▶ **Task details**: The records below must be duplicated exactly, character for character.

▶ **Records for processing**:
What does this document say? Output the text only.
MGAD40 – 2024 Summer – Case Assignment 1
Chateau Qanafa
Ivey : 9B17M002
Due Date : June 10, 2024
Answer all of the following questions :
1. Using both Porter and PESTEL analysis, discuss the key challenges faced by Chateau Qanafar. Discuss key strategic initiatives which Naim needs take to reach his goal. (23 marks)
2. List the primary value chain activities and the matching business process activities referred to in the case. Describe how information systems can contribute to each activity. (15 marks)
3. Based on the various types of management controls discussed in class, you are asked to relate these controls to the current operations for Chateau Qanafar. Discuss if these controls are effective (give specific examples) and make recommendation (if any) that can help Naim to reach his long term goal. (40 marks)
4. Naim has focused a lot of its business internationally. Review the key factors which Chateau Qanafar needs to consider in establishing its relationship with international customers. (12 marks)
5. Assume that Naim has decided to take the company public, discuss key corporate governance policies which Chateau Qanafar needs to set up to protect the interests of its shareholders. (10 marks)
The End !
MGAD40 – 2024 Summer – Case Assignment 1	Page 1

▶ **Answer to the exercise**:
What does this document say? Output the text only.
MGAD40 – 2024 Summer – Case Assignment 1
Chateau Qanafa
Ivey : 9B17M002
Due Date : June 10, 2024
Answer all of the following questions :
1. Using both Porter and PESTEL analysis, discuss the key challenges faced by Chateau Qanafar. Discuss key strategic initiatives which Naim needs take to reach his goal. (23 marks)
2. List the primary value chain activities and the matching business process activities referred to in the case. Describe how information systems can contribute to each activity. (15 marks)
3. Based on the various types of management controls discussed in class, you are asked to relate these controls to the current operations for Chateau Qanafar. Discuss if these controls are effective (give specific examples) and make recommendation (if any) that can help Naim to reach his long term goal. (40 marks)
4. Naim has focused a lot of its business internationally. Review the key factors which Chateau Qanafar needs to consider in establishing its relationship with international customers. (12 marks)
5. Assume that Naim has decided to take the company public, discuss key corporate governance policies which Chateau Qanafar needs to set up to protect the interests of its shareholders. (10 marks)
The End !
MGAD40 – 2024 Summer – Case Assignment 1	Page 1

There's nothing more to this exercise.